■ Task
Copy every one of the following entries verbatim, keeping each line unchanged.

— start Working data —

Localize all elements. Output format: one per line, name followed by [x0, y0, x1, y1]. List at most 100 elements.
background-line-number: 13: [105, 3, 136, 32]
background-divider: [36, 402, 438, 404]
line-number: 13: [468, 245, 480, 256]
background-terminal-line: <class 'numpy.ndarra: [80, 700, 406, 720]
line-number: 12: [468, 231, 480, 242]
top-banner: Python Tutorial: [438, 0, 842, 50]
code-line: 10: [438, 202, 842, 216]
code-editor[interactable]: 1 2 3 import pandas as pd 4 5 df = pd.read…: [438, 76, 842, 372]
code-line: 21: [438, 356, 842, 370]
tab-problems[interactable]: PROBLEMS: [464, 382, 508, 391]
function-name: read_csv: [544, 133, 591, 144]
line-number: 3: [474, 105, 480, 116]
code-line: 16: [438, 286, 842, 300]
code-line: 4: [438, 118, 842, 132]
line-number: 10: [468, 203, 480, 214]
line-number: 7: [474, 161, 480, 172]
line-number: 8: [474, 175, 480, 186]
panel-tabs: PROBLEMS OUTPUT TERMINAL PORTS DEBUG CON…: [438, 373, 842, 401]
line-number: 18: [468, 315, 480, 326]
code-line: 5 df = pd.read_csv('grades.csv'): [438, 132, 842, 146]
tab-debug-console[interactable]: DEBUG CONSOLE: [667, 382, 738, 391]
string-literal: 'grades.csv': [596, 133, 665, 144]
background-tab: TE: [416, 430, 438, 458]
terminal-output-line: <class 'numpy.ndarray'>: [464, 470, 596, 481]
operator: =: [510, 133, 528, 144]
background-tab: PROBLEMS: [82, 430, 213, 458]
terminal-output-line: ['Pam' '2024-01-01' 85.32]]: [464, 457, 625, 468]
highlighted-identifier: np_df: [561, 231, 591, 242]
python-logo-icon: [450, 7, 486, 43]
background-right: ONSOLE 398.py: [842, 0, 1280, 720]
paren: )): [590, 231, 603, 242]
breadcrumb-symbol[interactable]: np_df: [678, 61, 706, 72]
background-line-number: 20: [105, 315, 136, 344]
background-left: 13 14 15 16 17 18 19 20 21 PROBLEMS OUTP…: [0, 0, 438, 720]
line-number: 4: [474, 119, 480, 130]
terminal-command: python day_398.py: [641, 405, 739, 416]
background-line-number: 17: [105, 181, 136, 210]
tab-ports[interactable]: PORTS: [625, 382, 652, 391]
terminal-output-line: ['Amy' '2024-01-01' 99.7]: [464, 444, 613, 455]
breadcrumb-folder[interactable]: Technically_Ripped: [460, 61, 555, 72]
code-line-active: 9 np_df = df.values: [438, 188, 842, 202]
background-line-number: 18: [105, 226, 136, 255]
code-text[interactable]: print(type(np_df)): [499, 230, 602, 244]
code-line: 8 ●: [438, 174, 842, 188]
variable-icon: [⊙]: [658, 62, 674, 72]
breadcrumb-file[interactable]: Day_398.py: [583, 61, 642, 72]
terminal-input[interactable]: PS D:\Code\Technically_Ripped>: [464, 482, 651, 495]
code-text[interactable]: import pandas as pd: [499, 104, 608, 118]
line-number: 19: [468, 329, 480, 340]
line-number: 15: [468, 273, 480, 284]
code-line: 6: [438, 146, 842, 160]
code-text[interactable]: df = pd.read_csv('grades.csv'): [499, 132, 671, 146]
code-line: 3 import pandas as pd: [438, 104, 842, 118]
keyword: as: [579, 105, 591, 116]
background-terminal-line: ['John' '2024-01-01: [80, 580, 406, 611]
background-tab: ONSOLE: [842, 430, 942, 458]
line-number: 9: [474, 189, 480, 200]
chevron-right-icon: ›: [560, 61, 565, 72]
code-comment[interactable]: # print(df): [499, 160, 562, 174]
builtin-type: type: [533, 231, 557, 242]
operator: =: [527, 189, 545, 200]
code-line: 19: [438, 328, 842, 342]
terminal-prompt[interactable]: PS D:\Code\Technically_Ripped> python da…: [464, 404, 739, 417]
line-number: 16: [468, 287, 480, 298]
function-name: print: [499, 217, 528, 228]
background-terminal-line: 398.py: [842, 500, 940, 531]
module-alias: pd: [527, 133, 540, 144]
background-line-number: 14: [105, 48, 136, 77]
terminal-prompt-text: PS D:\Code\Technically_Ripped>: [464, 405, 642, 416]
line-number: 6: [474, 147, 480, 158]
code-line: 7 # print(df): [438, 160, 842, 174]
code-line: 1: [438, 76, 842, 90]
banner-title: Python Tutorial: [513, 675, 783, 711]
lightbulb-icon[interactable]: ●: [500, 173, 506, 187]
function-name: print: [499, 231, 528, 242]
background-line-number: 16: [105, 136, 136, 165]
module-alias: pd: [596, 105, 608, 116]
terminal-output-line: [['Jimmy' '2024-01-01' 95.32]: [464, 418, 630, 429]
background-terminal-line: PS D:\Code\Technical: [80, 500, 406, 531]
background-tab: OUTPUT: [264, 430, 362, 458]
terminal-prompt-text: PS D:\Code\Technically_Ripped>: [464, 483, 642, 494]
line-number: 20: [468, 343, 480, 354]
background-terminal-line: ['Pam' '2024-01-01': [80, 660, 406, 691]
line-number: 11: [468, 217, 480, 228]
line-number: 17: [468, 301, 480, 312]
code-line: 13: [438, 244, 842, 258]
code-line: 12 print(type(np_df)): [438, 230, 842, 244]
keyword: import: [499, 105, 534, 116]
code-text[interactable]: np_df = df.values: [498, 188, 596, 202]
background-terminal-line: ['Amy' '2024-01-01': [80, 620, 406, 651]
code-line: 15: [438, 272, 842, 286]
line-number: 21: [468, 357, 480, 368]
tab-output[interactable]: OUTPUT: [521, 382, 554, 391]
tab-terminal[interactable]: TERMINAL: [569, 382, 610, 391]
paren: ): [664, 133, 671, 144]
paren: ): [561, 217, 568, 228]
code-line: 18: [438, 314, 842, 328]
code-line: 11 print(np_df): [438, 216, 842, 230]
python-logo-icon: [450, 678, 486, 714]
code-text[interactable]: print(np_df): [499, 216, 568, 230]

— end Working data —

■ Expected answer
Localize all elements. Output format: one per line, name followed by [x0, y0, x1, y1]. List at most 100 elements.
background-line-number: 13: [105, 3, 136, 32]
background-divider: [36, 402, 438, 404]
line-number: 13: [468, 245, 480, 256]
background-terminal-line: <class 'numpy.ndarra: [80, 700, 406, 720]
line-number: 12: [468, 231, 480, 242]
top-banner: Python Tutorial: [438, 0, 842, 50]
code-line: 10: [438, 202, 842, 216]
code-editor[interactable]: 1 2 3 import pandas as pd 4 5 df = pd.read…: [438, 76, 842, 372]
code-line: 21: [438, 356, 842, 370]
tab-problems[interactable]: PROBLEMS: [464, 382, 508, 391]
function-name: read_csv: [544, 133, 591, 144]
line-number: 3: [474, 105, 480, 116]
code-line: 16: [438, 286, 842, 300]
code-line: 4: [438, 118, 842, 132]
line-number: 10: [468, 203, 480, 214]
line-number: 7: [474, 161, 480, 172]
line-number: 8: [474, 175, 480, 186]
panel-tabs: PROBLEMS OUTPUT TERMINAL PORTS DEBUG CON…: [438, 373, 842, 401]
line-number: 18: [468, 315, 480, 326]
code-line: 5 df = pd.read_csv('grades.csv'): [438, 132, 842, 146]
tab-debug-console[interactable]: DEBUG CONSOLE: [667, 382, 738, 391]
string-literal: 'grades.csv': [596, 133, 665, 144]
background-tab: TE: [416, 430, 438, 458]
terminal-output-line: <class 'numpy.ndarray'>: [464, 470, 596, 481]
operator: =: [510, 133, 528, 144]
background-tab: PROBLEMS: [82, 430, 213, 458]
terminal-output-line: ['Pam' '2024-01-01' 85.32]]: [464, 457, 625, 468]
highlighted-identifier: np_df: [561, 231, 591, 242]
python-logo-icon: [450, 7, 486, 43]
background-right: ONSOLE 398.py: [842, 0, 1280, 720]
paren: )): [590, 231, 603, 242]
breadcrumb-symbol[interactable]: np_df: [678, 61, 706, 72]
background-line-number: 20: [105, 315, 136, 344]
background-left: 13 14 15 16 17 18 19 20 21 PROBLEMS OUTP…: [0, 0, 438, 720]
line-number: 4: [474, 119, 480, 130]
terminal-command: python day_398.py: [641, 405, 739, 416]
background-line-number: 17: [105, 181, 136, 210]
tab-ports[interactable]: PORTS: [625, 382, 652, 391]
terminal-output-line: ['Amy' '2024-01-01' 99.7]: [464, 444, 613, 455]
breadcrumb-folder[interactable]: Technically_Ripped: [460, 61, 555, 72]
code-line-active: 9 np_df = df.values: [438, 188, 842, 202]
background-line-number: 18: [105, 226, 136, 255]
code-text[interactable]: print(type(np_df)): [499, 230, 602, 244]
code-line: 8 ●: [438, 174, 842, 188]
variable-icon: [⊙]: [658, 62, 674, 72]
breadcrumb-file[interactable]: Day_398.py: [583, 61, 642, 72]
terminal-input[interactable]: PS D:\Code\Technically_Ripped>: [464, 482, 651, 495]
code-text[interactable]: import pandas as pd: [499, 104, 608, 118]
line-number: 19: [468, 329, 480, 340]
line-number: 15: [468, 273, 480, 284]
code-line: 6: [438, 146, 842, 160]
code-text[interactable]: df = pd.read_csv('grades.csv'): [499, 132, 671, 146]
code-line: 3 import pandas as pd: [438, 104, 842, 118]
keyword: as: [579, 105, 591, 116]
background-terminal-line: ['John' '2024-01-01: [80, 580, 406, 611]
background-tab: ONSOLE: [842, 430, 942, 458]
line-number: 9: [474, 189, 480, 200]
chevron-right-icon: ›: [560, 61, 565, 72]
code-comment[interactable]: # print(df): [499, 160, 562, 174]
builtin-type: type: [533, 231, 557, 242]
operator: =: [527, 189, 545, 200]
code-line: 19: [438, 328, 842, 342]
terminal-prompt[interactable]: PS D:\Code\Technically_Ripped> python da…: [464, 404, 739, 417]
line-number: 16: [468, 287, 480, 298]
function-name: print: [499, 217, 528, 228]
background-terminal-line: 398.py: [842, 500, 940, 531]
module-alias: pd: [527, 133, 540, 144]
background-line-number: 14: [105, 48, 136, 77]
terminal-prompt-text: PS D:\Code\Technically_Ripped>: [464, 405, 642, 416]
line-number: 6: [474, 147, 480, 158]
code-line: 7 # print(df): [438, 160, 842, 174]
code-line: 1: [438, 76, 842, 90]
banner-title: Python Tutorial: [513, 675, 783, 711]
lightbulb-icon[interactable]: ●: [500, 173, 506, 187]
function-name: print: [499, 231, 528, 242]
background-line-number: 16: [105, 136, 136, 165]
module-alias: pd: [596, 105, 608, 116]
terminal-output-line: [['Jimmy' '2024-01-01' 95.32]: [464, 418, 630, 429]
background-terminal-line: PS D:\Code\Technical: [80, 500, 406, 531]
background-tab: OUTPUT: [264, 430, 362, 458]
terminal-prompt-text: PS D:\Code\Technically_Ripped>: [464, 483, 642, 494]
line-number: 20: [468, 343, 480, 354]
background-terminal-line: ['Pam' '2024-01-01': [80, 660, 406, 691]
line-number: 11: [468, 217, 480, 228]
line-number: 17: [468, 301, 480, 312]
code-line: 13: [438, 244, 842, 258]
code-line: 12 print(type(np_df)): [438, 230, 842, 244]
keyword: import: [499, 105, 534, 116]
code-text[interactable]: np_df = df.values: [498, 188, 596, 202]
background-terminal-line: ['Amy' '2024-01-01': [80, 620, 406, 651]
code-line: 15: [438, 272, 842, 286]
line-number: 21: [468, 357, 480, 368]
tab-output[interactable]: OUTPUT: [521, 382, 554, 391]
tab-terminal[interactable]: TERMINAL: [569, 382, 610, 391]
paren: ): [664, 133, 671, 144]
paren: ): [561, 217, 568, 228]
code-line: 18: [438, 314, 842, 328]
code-line: 11 print(np_df): [438, 216, 842, 230]
python-logo-icon: [450, 678, 486, 714]
code-text[interactable]: print(np_df): [499, 216, 568, 230]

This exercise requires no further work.